## What you should do
Report how many lines below contain the word "tienen". Give only the number.

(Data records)
** Start **

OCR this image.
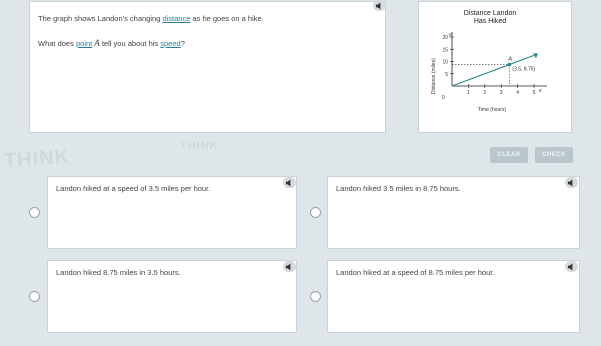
THINK	THINK
The graph shows Landon's changing distance as he goes on a hike.
What does point A tell you about his speed?
Distance Landon
Has Hiked
Distance (miles)
Time (hours)
y
x
0
1	2	3	4	5
5
10
15
20
A
(3.5, 8.75)
CLEAR	CHECK
Landon hiked at a speed of 3.5 miles per hour.	Landon hiked 3.5 miles in 8.75 hours.
Landon hiked 8.75 miles in 3.5 hours.	Landon hiked at a speed of 8.75 miles per hour.
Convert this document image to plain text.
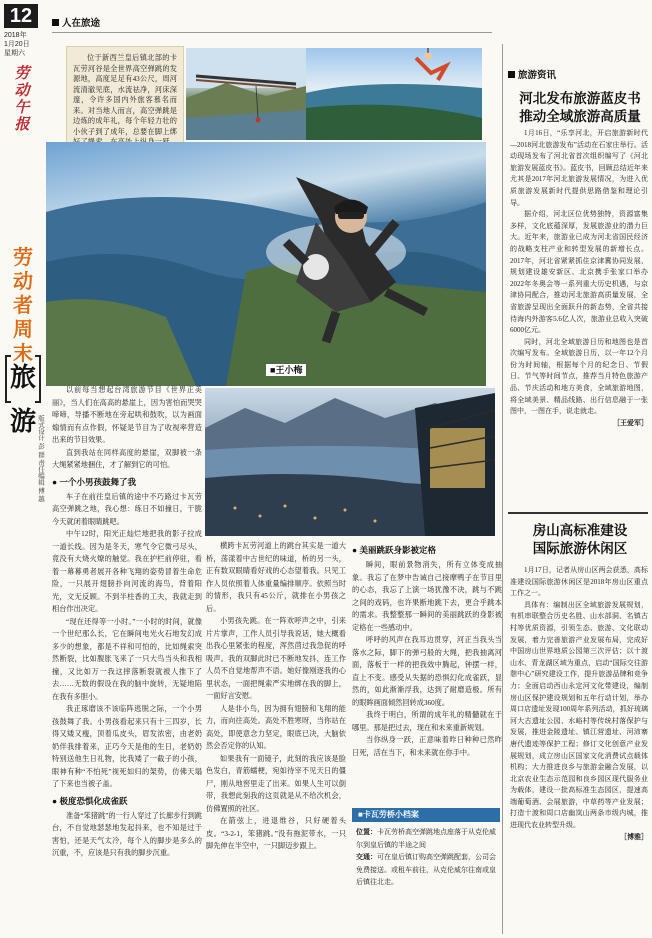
12
2018年
1月20日
星期六
劳动午报
劳动者周末
旅游 版式设计 彭 群 责任编辑 傅 越
人在旅途
旅游资讯
位于新西兰皇后镇北部的卡瓦劳河谷是全世界高空弹跳的发源地，高度足足有43公尺，周河流清澈见底，水流祛净，河床深邃，令许多国内外旅客慕名而来。对当地人而言，高空弹跳是边炼的成年礼，每个年轻力壮的小伙子到了成年，总要在脚上绑
■王小梅

以前每当想起台湾旅游节目《世界正美丽》，当人们在高高的悬崖上，因为害怕而哭哭啼啼，导播不断地在旁起哄和鼓吹，以为画面煽情而有点作假，怀疑是节目为了收视率营造出来的节目效果。

直到我站在同样高度的悬崖，双脚被一条大绳紧紧地捆住，才了解到它的可怕。

● 一个小男孩鼓舞了我

车子在前往皇后镇的途中不巧路过卡瓦劳高空弹跳之地，我心想：练日不如撞日，干脆今天就闭着眼睛跳吧。

中午12时，阳光正灿烂地把我的影子拉成一道长线。因为是冬天，寒气令它微弓尽头，竟没有大烧火燎的触觉。我在护栏前停驻，看着一幕幕勇者展开各种飞翔的姿势冒着生命危险，一只展开翅膀扑向河流的海鸟，背着阳光，文无反顾。不到半柱香的工夫，我就走到相台作出决定。

“现在还得等一小时。”一小时的时间，就像一个世纪那么长，它在瞬间电光火石地发幻成多少的想象，都是不祥和可怕的，比如绳索突然断裂，比如腹胀飞来了一只大鸟当头和我相撞，又比如万一我这摔落断裂就被人推下了去……无数的假设在我的脑中旋转，无疑地陷在我有多胆小。

我正琢磨该不该临阵逃脱之际，一个小男孩鼓舞了我。小男孩看起来只有十三四岁，长得又矮又瘦，顶着瓜皮头，眉发浓密，由老奶奶伴我排着来，正巧今天是他的生日，老奶奶特别送他生日礼物，比我矮了一截子的小孩，眼神有种“不怕死”视死如归的架势，仿佛天塌了下来也当被子盖。

● 极度恐惧化成雀跃

准备“笨猪跳”的一行人穿过了长廊步行到跳台，不自觉地瑟瑟地发起抖来，也不知是过于害怕，还是天气太冷，每个人的脚步是多么的沉重，不，应该是只有我的脚步沉重。

横跨卡瓦劳河道上的跳台其实是一道大桥，荡漾着中古世纪的味道，桥的另一头，正有数双眼睛看好戏的心态望着我。只见工作人员依照着人体重量编排顺序。依照当时的情形，我只有45公斤，就排在小男孩之后。

小男孩先跳。在一阵欢呼声之中，引来片片掌声，工作人员引导我说话，她大概看出我心里紧张的程度，浑然茴过我急促的呼吸声。我的双脚此时已不断地发抖，连工作人员不自觉地帮声不语。她好像刚逐我的心里状态，一面把绳索严实地绑在我的脚上，一面好言安慰。

人是非小鸟，因为拥有翅膀和飞翔的能力，而向往高处。高处不胜寒呀，当你站在高处，即使意念力坚定，眼底已决，大脑依然会否定你的认知。

如果我有一面镜子，此刻的我应该是脸色发白，青筋蠕梗，宛如待宰不见天日的僵尸，刚从地窖里走了出来。如果人生可以倒带，我想此刻我的这页就是从不给次机会，仿佛置照的社区。

在箭弦上，进退维谷，只好硬着头皮。“3-2-1，笨猪跳。”没有拖泥带水，一只脚先伸在半空中，一只脚迈步跟上。

● 美丽跳跃身影被定格

瞬间，眼前景物消失，所有立体变成抽象。我忘了在梦中告诫自己接摩鸭子在节目里的心态，我忘了上演一场犹豫不决，跳与不跳之间的戏码，也许果断地跳下去，更合乎跳本的需求。我整整那一瞬间的美丽跳跃的身影被定格在一些感动中。

呼呼的风声在我耳边贯穿，河正当我头当落水之际，脚下的弹弓般的大绳，把我抽离河面，落板于一样的把我效中腾起，钟摆一样，直上不变。感受从失据的恐惧幻化成雀跃，显然的，如此渐渐浮我，达到了耐磨造极。所有的眼眸画面倾然回转成360度。

我终于明白，所谓的成年礼的精髓就在于哪里。那是把过去，现在和未来重新规划。

当你纵身一跃，正意味着昨日种种已然昨日死，活在当下，和未来就在你手中。

■卡瓦劳桥小档案
位置：卡瓦劳桥高空弹跳地点座落于从克伦威尔到皇后镇的半途之间
交通：可在皇后镇订购高空弹跳配套，公司会免费接送。或租车前往，从克伦威尔往南或皇后镇往北走。
河北发布旅游蓝皮书
推动全域旅游高质量

1月16日，“乐享河北，开启旅游新时代—2018河北旅游发布”活动在石家庄举行。活动现场发布了河北省首次组织编写了《河北旅游发展蓝皮书》。蓝皮书，回顾总结近年来尤其是2017年河北旅游发展情况，为进入优质旅游发展新时代提供思路借鉴和理论引导。

据介绍，河北区位优势独特，资源富集多样，文化底蕴深厚，发展旅游业的潜力巨大。近年来，旅游业已成为河北省国民经济的战略支柱产业和转型发展的新增长点。2017年，河北省紧紧抓住京津冀协同发展、规划建设雄安新区、北京携手张家口举办2022年冬奥会等一系列重大历史机遇，与京津协同配合，推动河北旅游高质量发展，全省旅游呈现出全面跃升的新态势，全省共接待海内外游客5.6亿人次，旅游业总收入突破6000亿元。

同时，河北全域旅游日历和地图也是首次编写发布。全域旅游日历，以一年12个月份为时间轴，根据每个月的纪念日、节假日、节气等时间节点，推荐当月特色旅游产品、节庆活动和地方美食，全域旅游地图，将全域美景、精品线路、出行信息融于一张图中，一图在手，说走就走。

［王爱军］
房山高标准建设
国际旅游休闲区

1月17日，记者从房山区两会获悉，高标准建设国际旅游休闲区是2018年房山区重点工作之一。

具体有：编制出区全域旅游发展规划，有机串联整合历史名胜、山水部洞、名镇古村等优质资源，引领生态、旅游、文化联动发展，着力完善旅游产业发展布局，完成好中国房山世界地质公园第三次评估；以十渡山水、青龙湖区域为重点，启动“国际交往游憩中心”研究建设工作，提升旅游品牌和竞争力；全面启动西山永定河文化带建设，编制房山区保护建设规划和五年行动计划，举办周口店遗址发现100周年系列活动，抓好琉璃河大古遗址公园、水峪村等传统村落保护与发展，推进金陵遗址、镇江营遗址、河沛寨唐代遗迹等保护工程；修订文化创意产业发展规划，成立房山区国家文化消费试点载体机构；大力推进良乡与旅游金融合发展，以北京农业生态示范园和良乡园区现代服务业为载体，建设一批高标准生态园区，提速高端葡萄酒、会展旅游，中草药等产业发展；打造十渡和周口店幽岚山两条市级内城，推进现代农业转型升级。

［博雅］
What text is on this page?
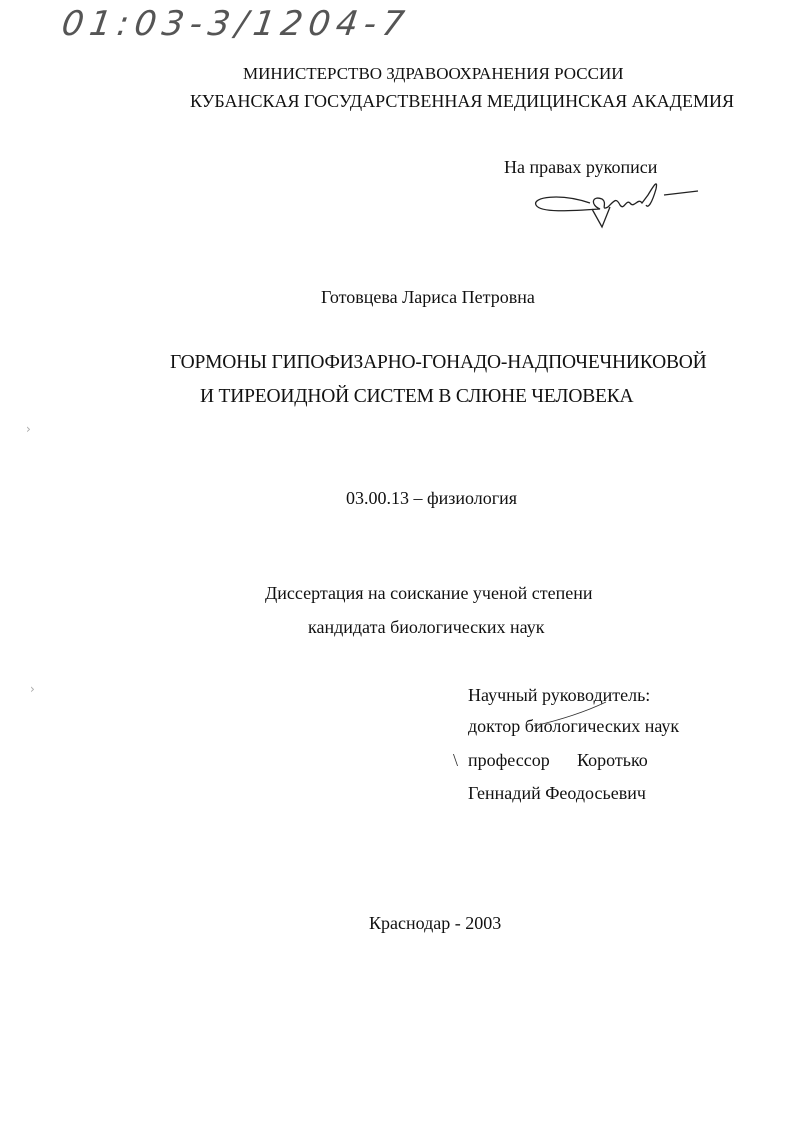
01:03-3/1204-7
МИНИСТЕРСТВО ЗДРАВООХРАНЕНИЯ РОССИИ
КУБАНСКАЯ ГОСУДАРСТВЕННАЯ МЕДИЦИНСКАЯ АКАДЕМИЯ
На правах рукописи
Готовцева Лариса Петровна
ГОРМОНЫ ГИПОФИЗАРНО-ГОНАДО-НАДПОЧЕЧНИКОВОЙ
И ТИРЕОИДНОЙ СИСТЕМ В СЛЮНЕ ЧЕЛОВЕКА
03.00.13 – физиология
Диссертация на соискание ученой степени
кандидата биологических наук
Научный руководитель:
доктор биологических наук
\ профессор Коротько
Геннадий Феодосьевич
Краснодар - 2003
›
›
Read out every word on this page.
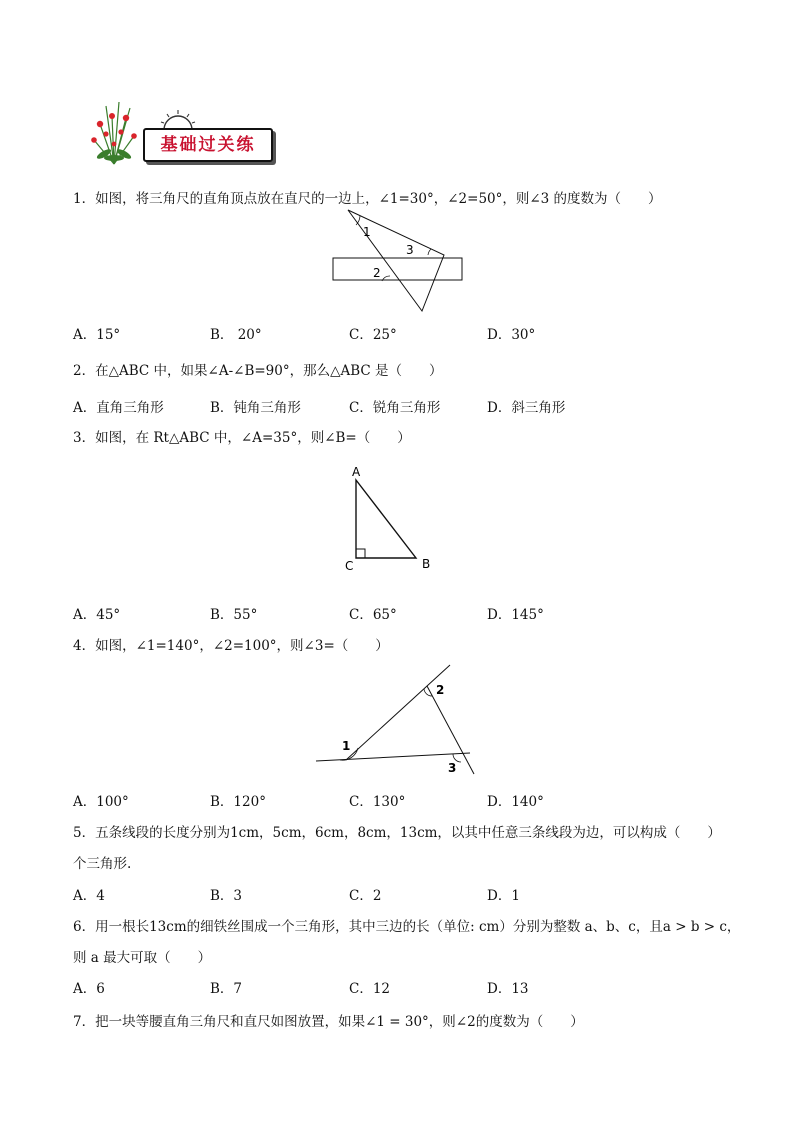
基础过关练
1．如图，将三角尺的直角顶点放在直尺的一边上，∠1=30°，∠2=50°，则∠3 的度数为（　　）
1
3
2
A．15°	B． 20°	C．25°	D．30°
2．在△ABC 中，如果∠A-∠B=90°，那么△ABC 是（　　）
A．直角三角形	B．钝角三角形	C．锐角三角形	D．斜三角形
3．如图，在 Rt△ABC 中，∠A=35°，则∠B=（　　）
A
C	B
A．45°	B．55°	C．65°	D．145°
4．如图，∠1=140°，∠2=100°，则∠3=（　　）
2
1
3
A．100°	B．120°	C．130°	D．140°
5．五条线段的长度分别为1cm，5cm，6cm，8cm，13cm，以其中任意三条线段为边，可以构成（　　）
个三角形.
A．4	B．3	C．2	D．1
6．用一根长13cm的细铁丝围成一个三角形，其中三边的长（单位: cm）分别为整数 a、b、c，且a > b > c，
则 a 最大可取（　　）
A．6	B．7	C．12	D．13
7．把一块等腰直角三角尺和直尺如图放置，如果∠1 = 30°，则∠2的度数为（　　）
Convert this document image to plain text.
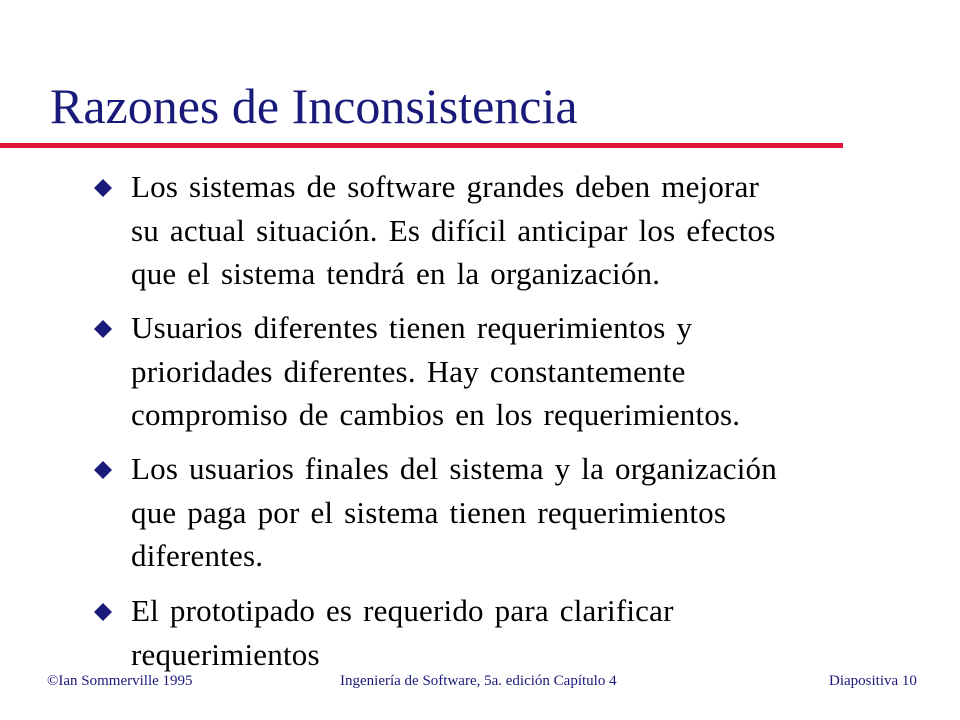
Razones de Inconsistencia
Los sistemas de software grandes deben mejorar
su actual situación. Es difícil anticipar los efectos
que el sistema tendrá en la organización.
Usuarios diferentes tienen requerimientos y
prioridades diferentes. Hay constantemente
compromiso de cambios en los requerimientos.
Los usuarios finales del sistema y la organización
que paga por el sistema tienen requerimientos
diferentes.
El prototipado es requerido para clarificar
requerimientos
©Ian Sommerville 1995	Ingeniería de Software, 5a. edición Capítulo 4	Diapositiva 10
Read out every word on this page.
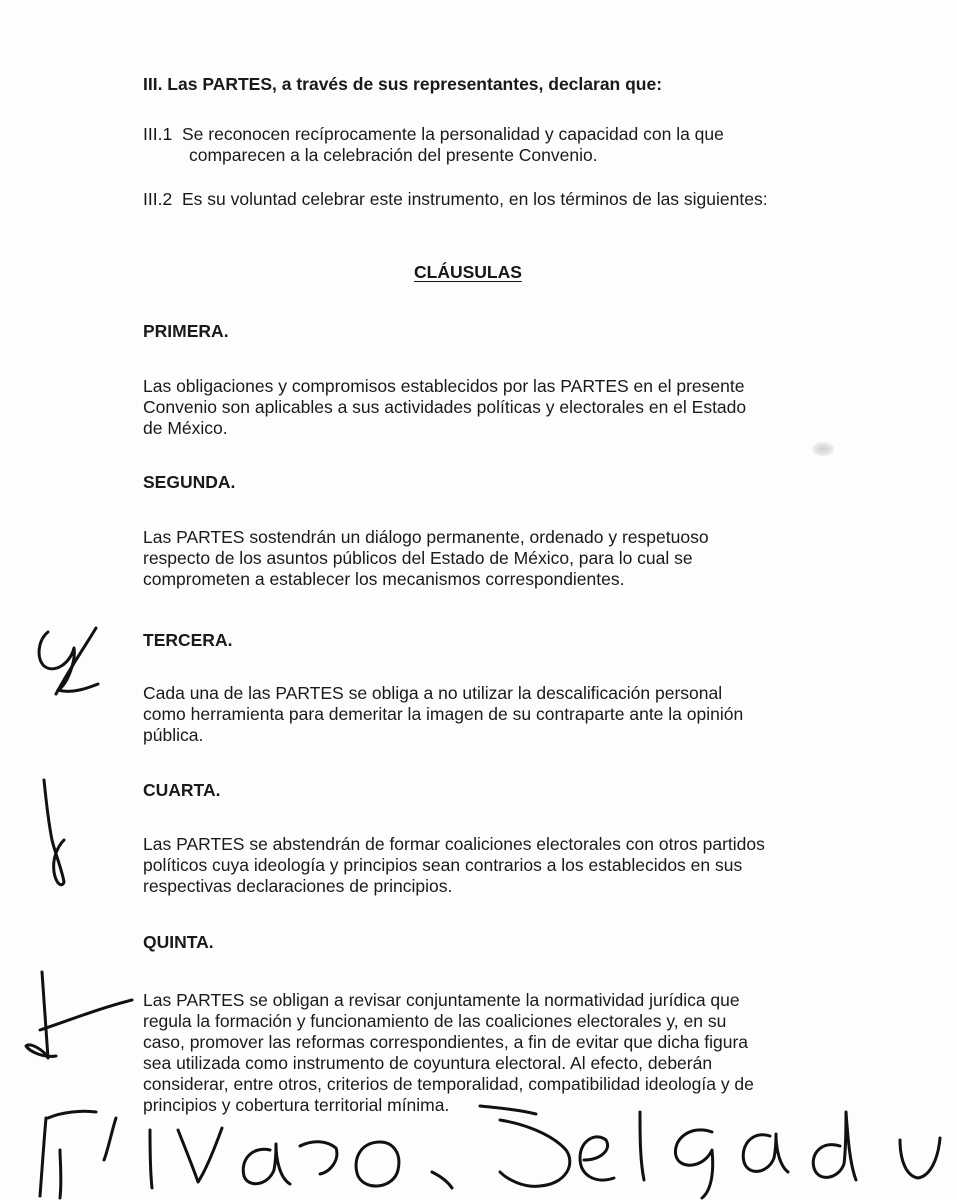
III. Las PARTES, a través de sus representantes, declaran que:
III.1 Se reconocen recíprocamente la personalidad y capacidad con la que
comparecen a la celebración del presente Convenio.
III.2 Es su voluntad celebrar este instrumento, en los términos de las siguientes:
CLÁUSULAS
PRIMERA.
Las obligaciones y compromisos establecidos por las PARTES en el presente
Convenio son aplicables a sus actividades políticas y electorales en el Estado
de México.
SEGUNDA.
Las PARTES sostendrán un diálogo permanente, ordenado y respetuoso
respecto de los asuntos públicos del Estado de México, para lo cual se
comprometen a establecer los mecanismos correspondientes.
TERCERA.
Cada una de las PARTES se obliga a no utilizar la descalificación personal
como herramienta para demeritar la imagen de su contraparte ante la opinión
pública.
CUARTA.
Las PARTES se abstendrán de formar coaliciones electorales con otros partidos
políticos cuya ideología y principios sean contrarios a los establecidos en sus
respectivas declaraciones de principios.
QUINTA.
Las PARTES se obligan a revisar conjuntamente la normatividad jurídica que
regula la formación y funcionamiento de las coaliciones electorales y, en su
caso, promover las reformas correspondientes, a fin de evitar que dicha figura
sea utilizada como instrumento de coyuntura electoral. Al efecto, deberán
considerar, entre otros, criterios de temporalidad, compatibilidad ideología y de
principios y cobertura territorial mínima.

** End **

## Correct answer
2